— BEGIN Records for this exercise —
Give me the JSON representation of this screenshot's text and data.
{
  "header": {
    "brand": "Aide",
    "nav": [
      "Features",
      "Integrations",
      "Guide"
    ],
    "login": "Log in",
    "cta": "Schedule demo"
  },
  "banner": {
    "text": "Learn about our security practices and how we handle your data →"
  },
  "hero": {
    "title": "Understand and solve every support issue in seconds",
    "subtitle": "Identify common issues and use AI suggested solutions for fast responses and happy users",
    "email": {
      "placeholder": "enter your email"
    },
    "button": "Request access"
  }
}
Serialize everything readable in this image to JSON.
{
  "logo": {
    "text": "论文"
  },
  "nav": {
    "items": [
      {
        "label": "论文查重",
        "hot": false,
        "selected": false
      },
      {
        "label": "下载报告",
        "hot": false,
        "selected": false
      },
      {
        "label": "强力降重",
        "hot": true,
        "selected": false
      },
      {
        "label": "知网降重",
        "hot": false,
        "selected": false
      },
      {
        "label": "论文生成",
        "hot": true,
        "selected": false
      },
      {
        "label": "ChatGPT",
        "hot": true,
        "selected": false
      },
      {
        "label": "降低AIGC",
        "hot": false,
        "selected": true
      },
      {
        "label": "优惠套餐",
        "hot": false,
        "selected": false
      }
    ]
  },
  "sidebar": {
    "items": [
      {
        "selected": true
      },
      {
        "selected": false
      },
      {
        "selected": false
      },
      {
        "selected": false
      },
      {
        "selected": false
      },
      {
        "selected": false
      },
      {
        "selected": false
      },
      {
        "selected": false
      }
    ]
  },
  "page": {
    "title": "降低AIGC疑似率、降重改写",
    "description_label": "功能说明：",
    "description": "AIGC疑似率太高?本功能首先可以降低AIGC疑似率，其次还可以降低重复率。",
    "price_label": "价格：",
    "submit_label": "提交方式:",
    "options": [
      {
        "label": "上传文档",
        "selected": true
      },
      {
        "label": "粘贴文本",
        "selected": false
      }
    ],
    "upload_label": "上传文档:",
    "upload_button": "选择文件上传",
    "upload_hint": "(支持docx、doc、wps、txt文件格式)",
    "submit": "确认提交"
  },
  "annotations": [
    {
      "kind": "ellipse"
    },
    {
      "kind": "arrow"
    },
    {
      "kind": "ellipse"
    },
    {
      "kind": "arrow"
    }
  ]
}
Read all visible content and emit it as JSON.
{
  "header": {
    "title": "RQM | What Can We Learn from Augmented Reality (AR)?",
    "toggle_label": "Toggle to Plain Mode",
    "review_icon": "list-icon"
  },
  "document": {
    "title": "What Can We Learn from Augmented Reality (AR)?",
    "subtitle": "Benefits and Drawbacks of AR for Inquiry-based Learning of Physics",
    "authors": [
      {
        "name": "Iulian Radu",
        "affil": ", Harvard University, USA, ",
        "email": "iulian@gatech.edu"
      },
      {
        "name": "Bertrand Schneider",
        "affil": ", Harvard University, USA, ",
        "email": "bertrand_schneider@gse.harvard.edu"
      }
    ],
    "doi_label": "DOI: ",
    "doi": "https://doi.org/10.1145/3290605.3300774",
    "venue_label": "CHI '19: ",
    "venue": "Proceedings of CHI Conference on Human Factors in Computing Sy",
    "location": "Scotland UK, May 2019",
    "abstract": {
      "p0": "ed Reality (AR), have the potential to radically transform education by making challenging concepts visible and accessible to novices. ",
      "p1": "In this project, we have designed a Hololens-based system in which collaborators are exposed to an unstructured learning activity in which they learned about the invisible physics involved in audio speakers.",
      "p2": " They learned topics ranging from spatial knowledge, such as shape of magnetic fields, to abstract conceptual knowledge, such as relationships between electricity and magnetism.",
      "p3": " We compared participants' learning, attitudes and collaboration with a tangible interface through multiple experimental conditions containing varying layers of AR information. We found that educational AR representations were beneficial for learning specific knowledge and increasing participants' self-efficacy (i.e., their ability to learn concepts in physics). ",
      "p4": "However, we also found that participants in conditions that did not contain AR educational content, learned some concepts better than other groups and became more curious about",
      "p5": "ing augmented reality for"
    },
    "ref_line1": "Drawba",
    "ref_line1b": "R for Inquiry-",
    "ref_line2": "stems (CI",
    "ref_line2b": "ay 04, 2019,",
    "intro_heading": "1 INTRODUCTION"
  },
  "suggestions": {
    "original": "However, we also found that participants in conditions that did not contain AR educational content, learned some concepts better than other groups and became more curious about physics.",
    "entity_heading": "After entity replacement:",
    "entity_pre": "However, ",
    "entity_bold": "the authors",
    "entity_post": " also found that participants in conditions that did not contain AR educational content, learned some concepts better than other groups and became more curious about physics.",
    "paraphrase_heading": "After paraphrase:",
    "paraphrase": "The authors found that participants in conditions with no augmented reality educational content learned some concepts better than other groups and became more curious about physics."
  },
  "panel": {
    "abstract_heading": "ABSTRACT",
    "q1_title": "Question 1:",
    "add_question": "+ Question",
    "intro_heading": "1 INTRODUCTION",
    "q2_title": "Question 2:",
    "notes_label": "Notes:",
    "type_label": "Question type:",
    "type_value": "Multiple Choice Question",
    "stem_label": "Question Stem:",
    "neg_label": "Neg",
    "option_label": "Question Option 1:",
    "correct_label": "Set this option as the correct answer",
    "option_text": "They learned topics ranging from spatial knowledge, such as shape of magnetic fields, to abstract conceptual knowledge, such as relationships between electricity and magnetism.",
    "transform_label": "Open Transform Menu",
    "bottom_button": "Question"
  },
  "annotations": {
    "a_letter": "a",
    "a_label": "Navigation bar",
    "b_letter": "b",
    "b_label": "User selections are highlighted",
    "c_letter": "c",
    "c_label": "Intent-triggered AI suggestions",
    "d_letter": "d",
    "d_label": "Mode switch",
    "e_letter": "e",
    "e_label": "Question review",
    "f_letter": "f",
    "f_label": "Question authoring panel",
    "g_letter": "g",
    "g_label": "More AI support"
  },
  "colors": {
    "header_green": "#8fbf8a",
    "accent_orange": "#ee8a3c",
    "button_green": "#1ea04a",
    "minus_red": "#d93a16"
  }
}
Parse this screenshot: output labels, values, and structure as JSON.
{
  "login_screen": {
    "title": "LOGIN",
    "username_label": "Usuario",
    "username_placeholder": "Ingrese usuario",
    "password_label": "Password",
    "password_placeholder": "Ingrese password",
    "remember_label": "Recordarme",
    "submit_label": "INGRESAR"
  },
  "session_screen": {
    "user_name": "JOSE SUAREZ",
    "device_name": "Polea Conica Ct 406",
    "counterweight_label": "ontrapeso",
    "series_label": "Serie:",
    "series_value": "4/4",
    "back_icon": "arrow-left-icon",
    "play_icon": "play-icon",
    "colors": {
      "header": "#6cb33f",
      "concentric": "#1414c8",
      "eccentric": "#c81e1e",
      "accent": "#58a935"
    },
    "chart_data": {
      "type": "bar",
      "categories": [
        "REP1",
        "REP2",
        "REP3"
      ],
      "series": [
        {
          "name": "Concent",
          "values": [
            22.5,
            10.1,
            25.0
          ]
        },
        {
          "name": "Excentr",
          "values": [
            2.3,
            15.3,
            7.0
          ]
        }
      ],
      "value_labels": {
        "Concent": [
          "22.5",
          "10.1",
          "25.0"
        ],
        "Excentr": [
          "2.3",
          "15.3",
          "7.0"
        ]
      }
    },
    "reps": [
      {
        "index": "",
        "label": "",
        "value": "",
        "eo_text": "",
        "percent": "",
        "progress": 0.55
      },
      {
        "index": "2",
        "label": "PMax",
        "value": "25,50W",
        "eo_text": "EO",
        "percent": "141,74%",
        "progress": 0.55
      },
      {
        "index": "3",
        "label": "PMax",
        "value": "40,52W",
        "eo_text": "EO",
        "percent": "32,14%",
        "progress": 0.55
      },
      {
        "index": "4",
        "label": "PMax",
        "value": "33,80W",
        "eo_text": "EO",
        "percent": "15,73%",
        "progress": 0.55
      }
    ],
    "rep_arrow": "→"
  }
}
— END Records for this exercise —
● Your objective:
Gather up every line in the data above that contains the word "authors", copying each one.

● Response below:
    "authors": [
    "entity_bold": "the authors",
    "paraphrase": "The authors found that participants in conditions with no augmented reality educational content learned some concepts better than other groups and became more curious about physics."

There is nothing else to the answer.